* _Exercise_:
Repeat, exactly and completely, the entries shown underneath.

(Saved entries)
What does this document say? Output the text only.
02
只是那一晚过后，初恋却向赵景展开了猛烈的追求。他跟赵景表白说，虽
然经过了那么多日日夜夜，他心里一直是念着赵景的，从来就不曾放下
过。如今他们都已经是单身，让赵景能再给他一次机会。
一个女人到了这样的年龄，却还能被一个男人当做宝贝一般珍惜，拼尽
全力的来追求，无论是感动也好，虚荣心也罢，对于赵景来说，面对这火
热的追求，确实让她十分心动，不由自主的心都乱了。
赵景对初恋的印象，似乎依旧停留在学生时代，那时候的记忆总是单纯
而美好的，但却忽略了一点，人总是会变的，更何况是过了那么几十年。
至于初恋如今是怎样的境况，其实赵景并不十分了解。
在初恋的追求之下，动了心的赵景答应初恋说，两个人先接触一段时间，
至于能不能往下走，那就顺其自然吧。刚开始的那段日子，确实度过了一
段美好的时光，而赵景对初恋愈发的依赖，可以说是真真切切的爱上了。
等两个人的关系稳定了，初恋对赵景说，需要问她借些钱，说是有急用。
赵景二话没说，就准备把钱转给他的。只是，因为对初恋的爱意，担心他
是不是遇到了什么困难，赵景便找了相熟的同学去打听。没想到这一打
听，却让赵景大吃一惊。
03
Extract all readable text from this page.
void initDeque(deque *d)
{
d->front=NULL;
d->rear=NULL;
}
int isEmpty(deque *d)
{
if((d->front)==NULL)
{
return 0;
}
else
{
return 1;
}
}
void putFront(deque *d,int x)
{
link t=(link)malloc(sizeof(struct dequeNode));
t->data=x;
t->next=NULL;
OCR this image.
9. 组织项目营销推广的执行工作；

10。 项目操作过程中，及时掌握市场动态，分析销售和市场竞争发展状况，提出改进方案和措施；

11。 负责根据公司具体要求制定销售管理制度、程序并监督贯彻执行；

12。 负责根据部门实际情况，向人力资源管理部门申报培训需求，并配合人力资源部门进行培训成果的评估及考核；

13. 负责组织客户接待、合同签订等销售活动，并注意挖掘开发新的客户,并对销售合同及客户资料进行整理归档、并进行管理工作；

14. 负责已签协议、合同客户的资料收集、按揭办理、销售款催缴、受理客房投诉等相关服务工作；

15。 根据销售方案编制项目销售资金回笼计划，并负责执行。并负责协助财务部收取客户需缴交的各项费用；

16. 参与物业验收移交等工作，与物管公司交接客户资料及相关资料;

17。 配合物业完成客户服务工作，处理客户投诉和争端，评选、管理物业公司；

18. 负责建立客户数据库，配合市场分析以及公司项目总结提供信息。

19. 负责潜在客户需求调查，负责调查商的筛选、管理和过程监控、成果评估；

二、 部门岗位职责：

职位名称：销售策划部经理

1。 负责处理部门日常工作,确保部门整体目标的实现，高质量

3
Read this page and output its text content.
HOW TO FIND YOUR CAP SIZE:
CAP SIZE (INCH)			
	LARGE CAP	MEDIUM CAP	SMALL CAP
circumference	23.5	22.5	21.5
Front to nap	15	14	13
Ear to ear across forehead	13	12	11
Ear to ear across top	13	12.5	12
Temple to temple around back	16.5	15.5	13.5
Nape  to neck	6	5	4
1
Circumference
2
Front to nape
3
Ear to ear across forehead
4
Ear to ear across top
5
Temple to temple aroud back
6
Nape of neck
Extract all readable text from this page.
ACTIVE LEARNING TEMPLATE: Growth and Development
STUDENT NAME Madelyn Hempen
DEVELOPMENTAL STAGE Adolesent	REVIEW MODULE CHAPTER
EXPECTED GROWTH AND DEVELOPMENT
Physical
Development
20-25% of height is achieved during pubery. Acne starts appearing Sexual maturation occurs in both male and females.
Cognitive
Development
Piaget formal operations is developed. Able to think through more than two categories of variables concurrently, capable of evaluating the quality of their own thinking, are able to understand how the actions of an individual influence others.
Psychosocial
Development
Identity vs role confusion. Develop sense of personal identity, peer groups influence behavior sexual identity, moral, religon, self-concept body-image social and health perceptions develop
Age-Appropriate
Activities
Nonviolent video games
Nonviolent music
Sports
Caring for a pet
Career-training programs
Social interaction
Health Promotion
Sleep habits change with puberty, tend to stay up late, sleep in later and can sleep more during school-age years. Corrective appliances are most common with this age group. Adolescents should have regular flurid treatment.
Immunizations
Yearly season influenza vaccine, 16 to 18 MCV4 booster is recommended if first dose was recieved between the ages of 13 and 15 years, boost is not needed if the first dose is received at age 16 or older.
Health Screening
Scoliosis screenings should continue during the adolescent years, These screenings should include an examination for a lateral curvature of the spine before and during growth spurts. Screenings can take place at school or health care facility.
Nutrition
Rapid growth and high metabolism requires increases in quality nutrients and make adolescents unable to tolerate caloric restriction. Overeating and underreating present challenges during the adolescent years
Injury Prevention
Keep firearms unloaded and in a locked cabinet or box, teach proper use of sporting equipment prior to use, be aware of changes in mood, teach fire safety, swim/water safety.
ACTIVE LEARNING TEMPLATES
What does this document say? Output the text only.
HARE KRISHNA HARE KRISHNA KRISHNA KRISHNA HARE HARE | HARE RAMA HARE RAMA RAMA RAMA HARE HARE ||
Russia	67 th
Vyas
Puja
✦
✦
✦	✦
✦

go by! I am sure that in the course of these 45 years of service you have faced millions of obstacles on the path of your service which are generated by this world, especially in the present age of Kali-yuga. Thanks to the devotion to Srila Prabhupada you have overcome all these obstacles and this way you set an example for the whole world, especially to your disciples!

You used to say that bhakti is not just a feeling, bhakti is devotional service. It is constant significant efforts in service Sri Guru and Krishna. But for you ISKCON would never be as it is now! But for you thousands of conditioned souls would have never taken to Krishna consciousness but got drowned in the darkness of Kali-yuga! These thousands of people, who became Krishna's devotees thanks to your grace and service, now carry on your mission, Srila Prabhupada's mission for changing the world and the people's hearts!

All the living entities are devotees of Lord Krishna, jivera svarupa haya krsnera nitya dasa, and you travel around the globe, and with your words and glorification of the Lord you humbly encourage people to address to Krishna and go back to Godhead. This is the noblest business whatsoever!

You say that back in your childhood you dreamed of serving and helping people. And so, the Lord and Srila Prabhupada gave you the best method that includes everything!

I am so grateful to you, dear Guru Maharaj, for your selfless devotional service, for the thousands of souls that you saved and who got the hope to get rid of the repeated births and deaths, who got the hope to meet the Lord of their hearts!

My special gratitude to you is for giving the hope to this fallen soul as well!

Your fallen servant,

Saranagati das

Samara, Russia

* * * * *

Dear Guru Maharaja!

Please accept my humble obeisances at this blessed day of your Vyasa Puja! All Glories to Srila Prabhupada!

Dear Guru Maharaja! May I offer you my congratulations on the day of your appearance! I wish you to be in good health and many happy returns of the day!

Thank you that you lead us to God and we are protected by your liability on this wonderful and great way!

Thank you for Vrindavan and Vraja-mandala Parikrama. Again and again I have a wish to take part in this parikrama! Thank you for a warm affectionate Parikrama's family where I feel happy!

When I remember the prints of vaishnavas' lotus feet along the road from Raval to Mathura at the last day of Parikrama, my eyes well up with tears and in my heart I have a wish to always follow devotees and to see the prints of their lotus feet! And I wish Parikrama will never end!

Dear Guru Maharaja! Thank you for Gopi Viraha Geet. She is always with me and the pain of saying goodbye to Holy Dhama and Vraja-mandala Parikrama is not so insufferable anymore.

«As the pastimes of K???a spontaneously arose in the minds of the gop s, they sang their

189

* _Response to the exercise_:
What does this document say? Output the text only.
02
只是那一晚过后，初恋却向赵景展开了猛烈的追求。他跟赵景表白说，虽
然经过了那么多日日夜夜，他心里一直是念着赵景的，从来就不曾放下
过。如今他们都已经是单身，让赵景能再给他一次机会。
一个女人到了这样的年龄，却还能被一个男人当做宝贝一般珍惜，拼尽
全力的来追求，无论是感动也好，虚荣心也罢，对于赵景来说，面对这火
热的追求，确实让她十分心动，不由自主的心都乱了。
赵景对初恋的印象，似乎依旧停留在学生时代，那时候的记忆总是单纯
而美好的，但却忽略了一点，人总是会变的，更何况是过了那么几十年。
至于初恋如今是怎样的境况，其实赵景并不十分了解。
在初恋的追求之下，动了心的赵景答应初恋说，两个人先接触一段时间，
至于能不能往下走，那就顺其自然吧。刚开始的那段日子，确实度过了一
段美好的时光，而赵景对初恋愈发的依赖，可以说是真真切切的爱上了。
等两个人的关系稳定了，初恋对赵景说，需要问她借些钱，说是有急用。
赵景二话没说，就准备把钱转给他的。只是，因为对初恋的爱意，担心他
是不是遇到了什么困难，赵景便找了相熟的同学去打听。没想到这一打
听，却让赵景大吃一惊。
03
Extract all readable text from this page.
void initDeque(deque *d)
{
d->front=NULL;
d->rear=NULL;
}
int isEmpty(deque *d)
{
if((d->front)==NULL)
{
return 0;
}
else
{
return 1;
}
}
void putFront(deque *d,int x)
{
link t=(link)malloc(sizeof(struct dequeNode));
t->data=x;
t->next=NULL;
OCR this image.
9. 组织项目营销推广的执行工作；

10。 项目操作过程中，及时掌握市场动态，分析销售和市场竞争发展状况，提出改进方案和措施；

11。 负责根据公司具体要求制定销售管理制度、程序并监督贯彻执行；

12。 负责根据部门实际情况，向人力资源管理部门申报培训需求，并配合人力资源部门进行培训成果的评估及考核；

13. 负责组织客户接待、合同签订等销售活动，并注意挖掘开发新的客户,并对销售合同及客户资料进行整理归档、并进行管理工作；

14. 负责已签协议、合同客户的资料收集、按揭办理、销售款催缴、受理客房投诉等相关服务工作；

15。 根据销售方案编制项目销售资金回笼计划，并负责执行。并负责协助财务部收取客户需缴交的各项费用；

16. 参与物业验收移交等工作，与物管公司交接客户资料及相关资料;

17。 配合物业完成客户服务工作，处理客户投诉和争端，评选、管理物业公司；

18. 负责建立客户数据库，配合市场分析以及公司项目总结提供信息。

19. 负责潜在客户需求调查，负责调查商的筛选、管理和过程监控、成果评估；

二、 部门岗位职责：

职位名称：销售策划部经理

1。 负责处理部门日常工作,确保部门整体目标的实现，高质量

3
Read this page and output its text content.
HOW TO FIND YOUR CAP SIZE:
CAP SIZE (INCH)			
	LARGE CAP	MEDIUM CAP	SMALL CAP
circumference	23.5	22.5	21.5
Front to nap	15	14	13
Ear to ear across forehead	13	12	11
Ear to ear across top	13	12.5	12
Temple to temple around back	16.5	15.5	13.5
Nape  to neck	6	5	4
1
Circumference
2
Front to nape
3
Ear to ear across forehead
4
Ear to ear across top
5
Temple to temple aroud back
6
Nape of neck
Extract all readable text from this page.
ACTIVE LEARNING TEMPLATE: Growth and Development
STUDENT NAME Madelyn Hempen
DEVELOPMENTAL STAGE Adolesent	REVIEW MODULE CHAPTER
EXPECTED GROWTH AND DEVELOPMENT
Physical
Development
20-25% of height is achieved during pubery. Acne starts appearing Sexual maturation occurs in both male and females.
Cognitive
Development
Piaget formal operations is developed. Able to think through more than two categories of variables concurrently, capable of evaluating the quality of their own thinking, are able to understand how the actions of an individual influence others.
Psychosocial
Development
Identity vs role confusion. Develop sense of personal identity, peer groups influence behavior sexual identity, moral, religon, self-concept body-image social and health perceptions develop
Age-Appropriate
Activities
Nonviolent video games
Nonviolent music
Sports
Caring for a pet
Career-training programs
Social interaction
Health Promotion
Sleep habits change with puberty, tend to stay up late, sleep in later and can sleep more during school-age years. Corrective appliances are most common with this age group. Adolescents should have regular flurid treatment.
Immunizations
Yearly season influenza vaccine, 16 to 18 MCV4 booster is recommended if first dose was recieved between the ages of 13 and 15 years, boost is not needed if the first dose is received at age 16 or older.
Health Screening
Scoliosis screenings should continue during the adolescent years, These screenings should include an examination for a lateral curvature of the spine before and during growth spurts. Screenings can take place at school or health care facility.
Nutrition
Rapid growth and high metabolism requires increases in quality nutrients and make adolescents unable to tolerate caloric restriction. Overeating and underreating present challenges during the adolescent years
Injury Prevention
Keep firearms unloaded and in a locked cabinet or box, teach proper use of sporting equipment prior to use, be aware of changes in mood, teach fire safety, swim/water safety.
ACTIVE LEARNING TEMPLATES
What does this document say? Output the text only.
HARE KRISHNA HARE KRISHNA KRISHNA KRISHNA HARE HARE | HARE RAMA HARE RAMA RAMA RAMA HARE HARE ||
Russia	67 th
Vyas
Puja
✦
✦
✦	✦
✦

go by! I am sure that in the course of these 45 years of service you have faced millions of obstacles on the path of your service which are generated by this world, especially in the present age of Kali-yuga. Thanks to the devotion to Srila Prabhupada you have overcome all these obstacles and this way you set an example for the whole world, especially to your disciples!

You used to say that bhakti is not just a feeling, bhakti is devotional service. It is constant significant efforts in service Sri Guru and Krishna. But for you ISKCON would never be as it is now! But for you thousands of conditioned souls would have never taken to Krishna consciousness but got drowned in the darkness of Kali-yuga! These thousands of people, who became Krishna's devotees thanks to your grace and service, now carry on your mission, Srila Prabhupada's mission for changing the world and the people's hearts!

All the living entities are devotees of Lord Krishna, jivera svarupa haya krsnera nitya dasa, and you travel around the globe, and with your words and glorification of the Lord you humbly encourage people to address to Krishna and go back to Godhead. This is the noblest business whatsoever!

You say that back in your childhood you dreamed of serving and helping people. And so, the Lord and Srila Prabhupada gave you the best method that includes everything!

I am so grateful to you, dear Guru Maharaj, for your selfless devotional service, for the thousands of souls that you saved and who got the hope to get rid of the repeated births and deaths, who got the hope to meet the Lord of their hearts!

My special gratitude to you is for giving the hope to this fallen soul as well!

Your fallen servant,

Saranagati das

Samara, Russia

* * * * *

Dear Guru Maharaja!

Please accept my humble obeisances at this blessed day of your Vyasa Puja! All Glories to Srila Prabhupada!

Dear Guru Maharaja! May I offer you my congratulations on the day of your appearance! I wish you to be in good health and many happy returns of the day!

Thank you that you lead us to God and we are protected by your liability on this wonderful and great way!

Thank you for Vrindavan and Vraja-mandala Parikrama. Again and again I have a wish to take part in this parikrama! Thank you for a warm affectionate Parikrama's family where I feel happy!

When I remember the prints of vaishnavas' lotus feet along the road from Raval to Mathura at the last day of Parikrama, my eyes well up with tears and in my heart I have a wish to always follow devotees and to see the prints of their lotus feet! And I wish Parikrama will never end!

Dear Guru Maharaja! Thank you for Gopi Viraha Geet. She is always with me and the pain of saying goodbye to Holy Dhama and Vraja-mandala Parikrama is not so insufferable anymore.

«As the pastimes of K???a spontaneously arose in the minds of the gop s, they sang their

189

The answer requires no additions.